— START OF Exercise inputs —

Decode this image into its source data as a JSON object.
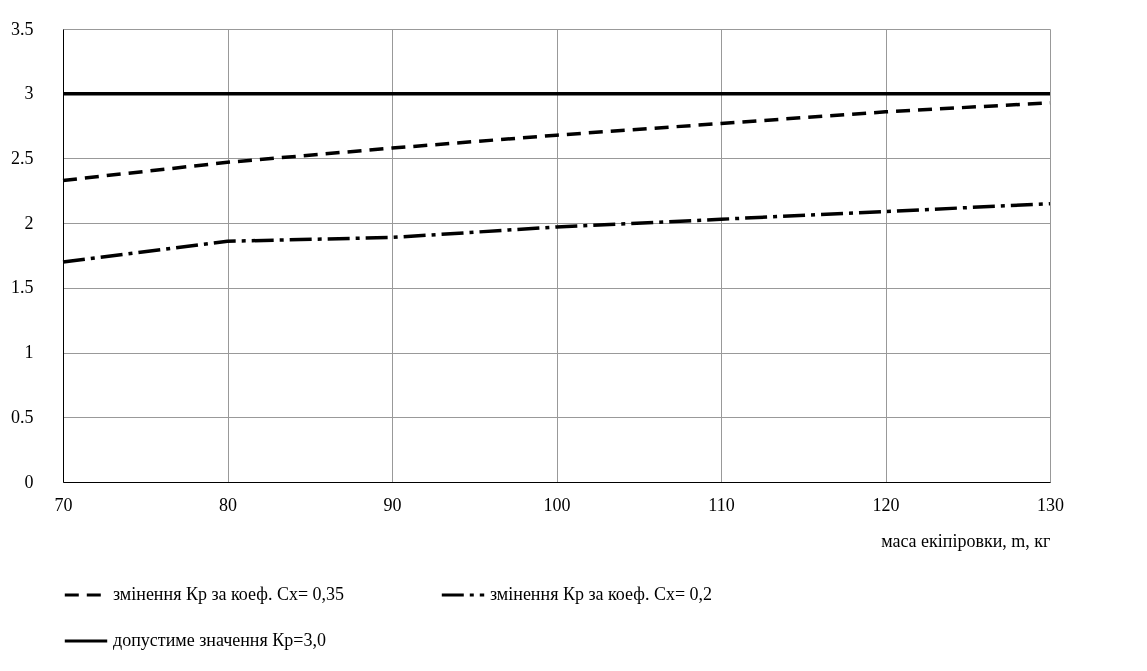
{
  "chart_data": {
    "type": "line",
    "xlabel": "маса екіпіровки, m, кг",
    "x": [
      70,
      80,
      90,
      100,
      110,
      120,
      130
    ],
    "series": [
      {
        "name": "змінення Кр за коеф. Сх= 0,35",
        "color": "#000000",
        "line_style": "dashed",
        "values": [
          2.33,
          2.47,
          2.58,
          2.68,
          2.77,
          2.86,
          2.93
        ]
      },
      {
        "name": "змінення Кр за коеф. Сх= 0,2",
        "color": "#000000",
        "line_style": "dashdot",
        "values": [
          1.7,
          1.86,
          1.89,
          1.97,
          2.03,
          2.09,
          2.15
        ]
      },
      {
        "name": "допустиме значення Кр=3,0",
        "color": "#000000",
        "line_style": "solid",
        "values": [
          3,
          3,
          3,
          3,
          3,
          3,
          3
        ]
      }
    ],
    "xlim": [
      70,
      130
    ],
    "xticks": [
      70,
      80,
      90,
      100,
      110,
      120,
      130
    ],
    "ylim": [
      0,
      3.5
    ],
    "yticks": [
      0,
      0.5,
      1,
      1.5,
      2,
      2.5,
      3,
      3.5
    ],
    "grid": true,
    "legend": "bottom",
    "marker": "none"
  }
}
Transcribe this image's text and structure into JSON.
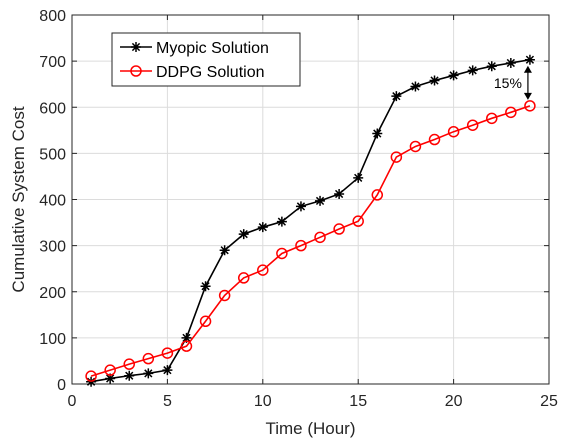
{
  "chart_data": {
    "type": "line",
    "xlabel": "Time (Hour)",
    "ylabel": "Cumulative System Cost",
    "xlim": [
      0,
      25
    ],
    "ylim": [
      0,
      800
    ],
    "xticks": [
      0,
      5,
      10,
      15,
      20,
      25
    ],
    "yticks": [
      0,
      100,
      200,
      300,
      400,
      500,
      600,
      700,
      800
    ],
    "grid": true,
    "legend_position": "top-left",
    "x": [
      1,
      2,
      3,
      4,
      5,
      6,
      7,
      8,
      9,
      10,
      11,
      12,
      13,
      14,
      15,
      16,
      17,
      18,
      19,
      20,
      21,
      22,
      23,
      24
    ],
    "series": [
      {
        "name": "Myopic Solution",
        "color": "#000000",
        "marker": "asterisk",
        "values": [
          5,
          12,
          18,
          23,
          30,
          100,
          212,
          290,
          325,
          340,
          352,
          385,
          397,
          412,
          447,
          543,
          624,
          645,
          658,
          669,
          680,
          689,
          696,
          703
        ]
      },
      {
        "name": "DDPG Solution",
        "color": "#ff0000",
        "marker": "circle",
        "values": [
          17,
          30,
          43,
          55,
          67,
          82,
          136,
          192,
          230,
          247,
          283,
          300,
          318,
          336,
          353,
          410,
          492,
          515,
          530,
          547,
          561,
          576,
          589,
          603
        ]
      }
    ],
    "annotation": {
      "text": "15%",
      "x": 24,
      "y_from": 603,
      "y_to": 703
    }
  }
}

— END OF Exercise inputs —

*Work to be completed:* Scan the material above. Extract every line in which the word "змінення" occurs.

*The result:*
        "name": "змінення Кр за коеф. Сх= 0,35",
        "name": "змінення Кр за коеф. Сх= 0,2",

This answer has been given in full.